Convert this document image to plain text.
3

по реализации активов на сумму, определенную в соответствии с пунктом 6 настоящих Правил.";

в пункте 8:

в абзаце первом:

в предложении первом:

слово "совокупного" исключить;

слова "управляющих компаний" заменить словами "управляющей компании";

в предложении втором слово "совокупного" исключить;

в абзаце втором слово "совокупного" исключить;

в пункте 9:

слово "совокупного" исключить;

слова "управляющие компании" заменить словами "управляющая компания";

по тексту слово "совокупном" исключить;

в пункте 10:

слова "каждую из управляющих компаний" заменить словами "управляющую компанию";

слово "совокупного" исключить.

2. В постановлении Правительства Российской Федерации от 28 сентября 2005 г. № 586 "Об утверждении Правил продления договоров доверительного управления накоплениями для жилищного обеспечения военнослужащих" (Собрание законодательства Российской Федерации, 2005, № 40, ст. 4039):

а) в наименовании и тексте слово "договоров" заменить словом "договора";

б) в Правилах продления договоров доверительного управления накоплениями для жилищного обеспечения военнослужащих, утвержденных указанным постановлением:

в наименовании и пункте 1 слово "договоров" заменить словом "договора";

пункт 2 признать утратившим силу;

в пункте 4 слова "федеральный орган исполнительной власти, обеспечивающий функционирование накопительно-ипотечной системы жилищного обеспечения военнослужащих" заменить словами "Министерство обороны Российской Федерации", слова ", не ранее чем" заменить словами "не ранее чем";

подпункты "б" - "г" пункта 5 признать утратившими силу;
# # # #
WRITTEN TASK => Copy out every line that includes the word "силу".

REPLY =>
пункт 2 признать утратившим силу;
подпункты "б" - "г" пункта 5 признать утратившими силу;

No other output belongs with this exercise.